• _Objective_: Gather up all lines that carry the word "poate".

• _Items_:
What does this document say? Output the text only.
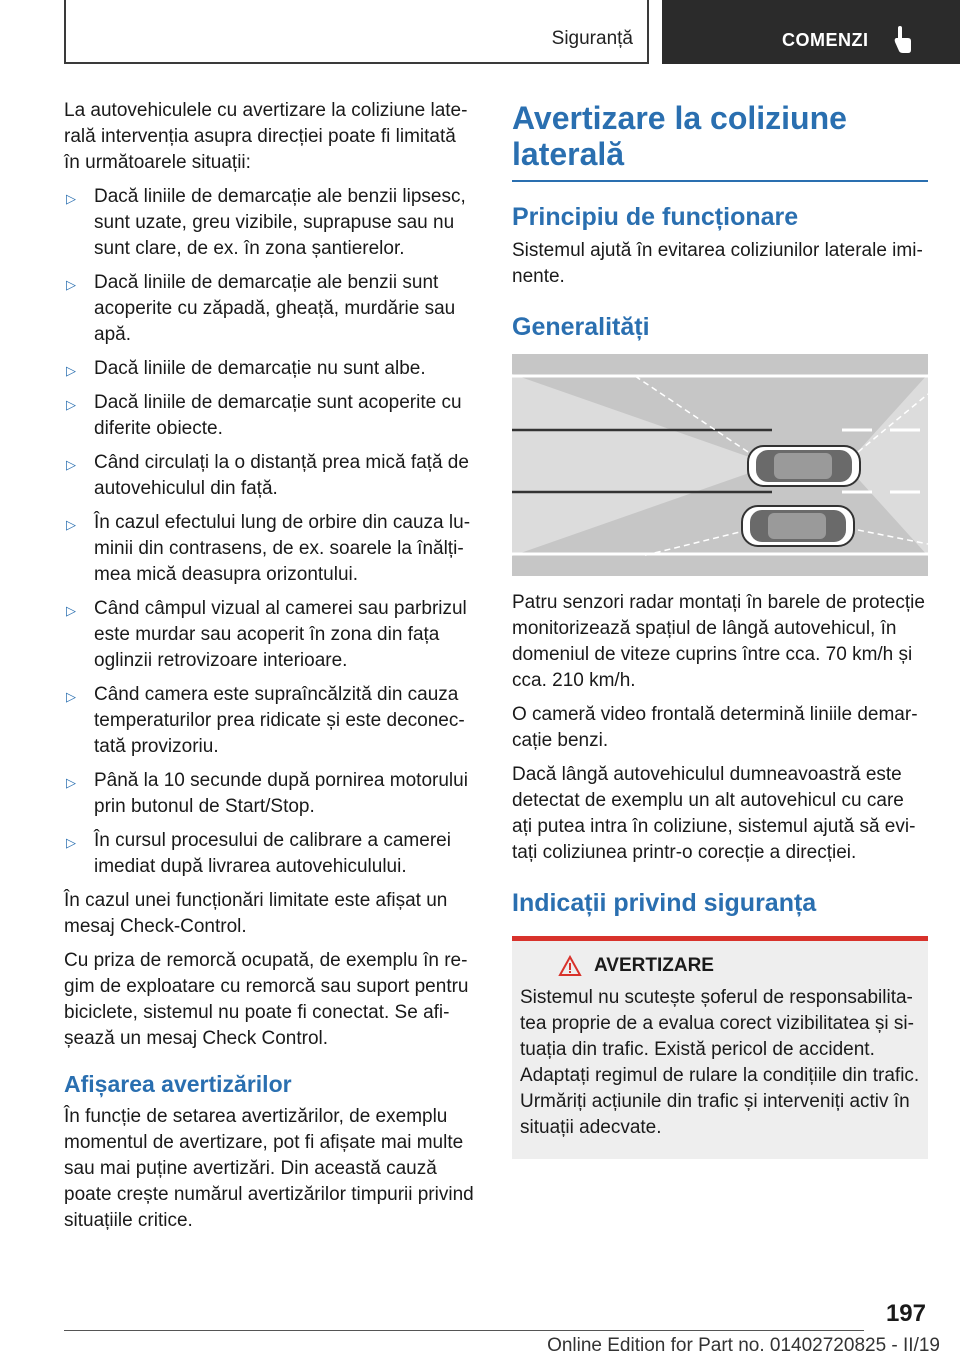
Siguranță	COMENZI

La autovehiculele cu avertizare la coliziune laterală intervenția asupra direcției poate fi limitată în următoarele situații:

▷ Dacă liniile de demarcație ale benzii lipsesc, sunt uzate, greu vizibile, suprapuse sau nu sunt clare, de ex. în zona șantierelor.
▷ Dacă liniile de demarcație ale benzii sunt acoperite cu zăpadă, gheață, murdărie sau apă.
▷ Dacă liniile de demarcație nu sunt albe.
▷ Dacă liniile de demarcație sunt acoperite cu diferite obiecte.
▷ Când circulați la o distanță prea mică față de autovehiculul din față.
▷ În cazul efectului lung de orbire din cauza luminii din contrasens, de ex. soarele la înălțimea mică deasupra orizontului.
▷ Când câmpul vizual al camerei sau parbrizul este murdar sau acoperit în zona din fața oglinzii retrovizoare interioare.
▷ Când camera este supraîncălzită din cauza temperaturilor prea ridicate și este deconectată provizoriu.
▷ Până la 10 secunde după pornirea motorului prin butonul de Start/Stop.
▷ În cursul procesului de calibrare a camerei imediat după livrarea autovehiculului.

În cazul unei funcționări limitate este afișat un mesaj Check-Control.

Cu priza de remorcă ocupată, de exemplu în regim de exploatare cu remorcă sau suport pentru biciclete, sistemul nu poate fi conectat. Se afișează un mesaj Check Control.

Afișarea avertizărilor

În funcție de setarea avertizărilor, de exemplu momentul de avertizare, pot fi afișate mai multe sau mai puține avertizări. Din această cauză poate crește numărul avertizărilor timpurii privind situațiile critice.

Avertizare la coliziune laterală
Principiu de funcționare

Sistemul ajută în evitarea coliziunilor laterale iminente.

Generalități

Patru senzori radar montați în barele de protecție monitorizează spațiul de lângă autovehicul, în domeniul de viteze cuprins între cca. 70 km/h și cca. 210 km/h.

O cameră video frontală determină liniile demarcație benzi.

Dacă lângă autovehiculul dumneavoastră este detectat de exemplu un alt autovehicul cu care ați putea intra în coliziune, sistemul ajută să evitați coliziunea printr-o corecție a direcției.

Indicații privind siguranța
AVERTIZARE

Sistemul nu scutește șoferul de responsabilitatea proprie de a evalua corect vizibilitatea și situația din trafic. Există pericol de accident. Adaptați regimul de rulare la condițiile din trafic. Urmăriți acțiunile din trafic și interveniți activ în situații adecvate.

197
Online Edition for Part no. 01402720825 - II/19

==

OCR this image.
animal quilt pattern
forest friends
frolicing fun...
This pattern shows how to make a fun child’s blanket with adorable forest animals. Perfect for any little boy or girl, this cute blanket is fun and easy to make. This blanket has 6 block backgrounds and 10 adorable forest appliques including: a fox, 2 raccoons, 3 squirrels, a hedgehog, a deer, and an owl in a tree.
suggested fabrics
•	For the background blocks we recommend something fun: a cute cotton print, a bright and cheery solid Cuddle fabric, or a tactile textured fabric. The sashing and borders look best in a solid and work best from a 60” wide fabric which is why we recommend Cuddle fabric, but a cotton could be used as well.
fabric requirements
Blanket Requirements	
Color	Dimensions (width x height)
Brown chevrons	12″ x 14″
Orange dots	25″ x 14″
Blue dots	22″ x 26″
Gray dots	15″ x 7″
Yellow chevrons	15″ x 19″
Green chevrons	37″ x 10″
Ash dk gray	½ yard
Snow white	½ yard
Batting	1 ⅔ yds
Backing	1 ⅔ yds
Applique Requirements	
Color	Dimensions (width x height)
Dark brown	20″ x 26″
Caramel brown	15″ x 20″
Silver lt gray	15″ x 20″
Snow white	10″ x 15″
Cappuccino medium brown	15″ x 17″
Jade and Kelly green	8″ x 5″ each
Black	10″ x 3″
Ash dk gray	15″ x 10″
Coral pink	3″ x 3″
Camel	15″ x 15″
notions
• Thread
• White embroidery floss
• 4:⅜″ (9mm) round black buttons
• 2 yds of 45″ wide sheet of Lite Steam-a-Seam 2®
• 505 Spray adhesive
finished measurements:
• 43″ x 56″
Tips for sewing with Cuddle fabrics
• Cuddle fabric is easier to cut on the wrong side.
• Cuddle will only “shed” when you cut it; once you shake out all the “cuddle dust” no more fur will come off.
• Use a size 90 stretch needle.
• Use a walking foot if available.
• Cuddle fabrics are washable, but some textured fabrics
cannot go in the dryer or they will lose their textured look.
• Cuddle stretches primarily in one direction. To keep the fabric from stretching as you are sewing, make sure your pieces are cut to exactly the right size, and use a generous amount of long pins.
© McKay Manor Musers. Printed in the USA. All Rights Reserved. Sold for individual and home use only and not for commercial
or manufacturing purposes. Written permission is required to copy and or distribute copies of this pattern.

--

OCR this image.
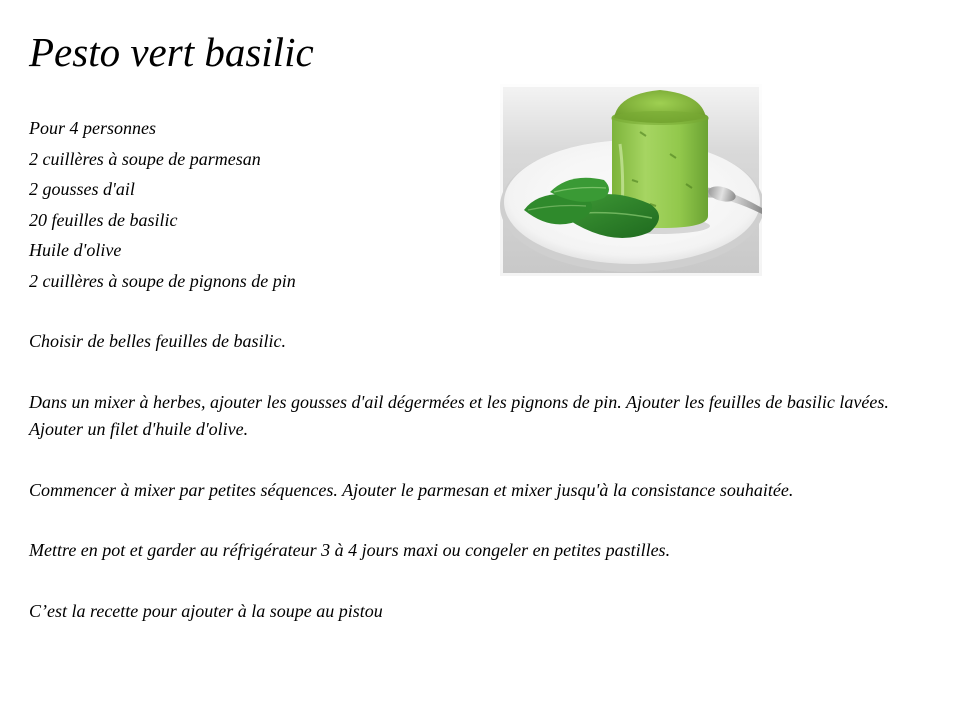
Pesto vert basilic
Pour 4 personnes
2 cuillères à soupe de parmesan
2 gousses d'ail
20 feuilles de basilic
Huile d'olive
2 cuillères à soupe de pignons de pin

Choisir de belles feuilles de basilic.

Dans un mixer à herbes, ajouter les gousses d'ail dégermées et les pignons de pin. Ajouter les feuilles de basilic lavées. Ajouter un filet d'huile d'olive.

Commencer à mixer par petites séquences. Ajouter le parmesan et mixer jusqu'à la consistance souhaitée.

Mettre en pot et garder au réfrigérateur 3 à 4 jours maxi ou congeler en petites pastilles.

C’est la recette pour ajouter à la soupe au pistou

• _Exercise answer_:
La autovehiculele cu avertizare la coliziune laterală intervenția asupra direcției poate fi limitată în următoarele situații:
Cu priza de remorcă ocupată, de exemplu în regim de exploatare cu remorcă sau suport pentru biciclete, sistemul nu poate fi conectat. Se afișează un mesaj Check Control.
În funcție de setarea avertizărilor, de exemplu momentul de avertizare, pot fi afișate mai multe sau mai puține avertizări. Din această cauză poate crește numărul avertizărilor timpurii privind situațiile critice.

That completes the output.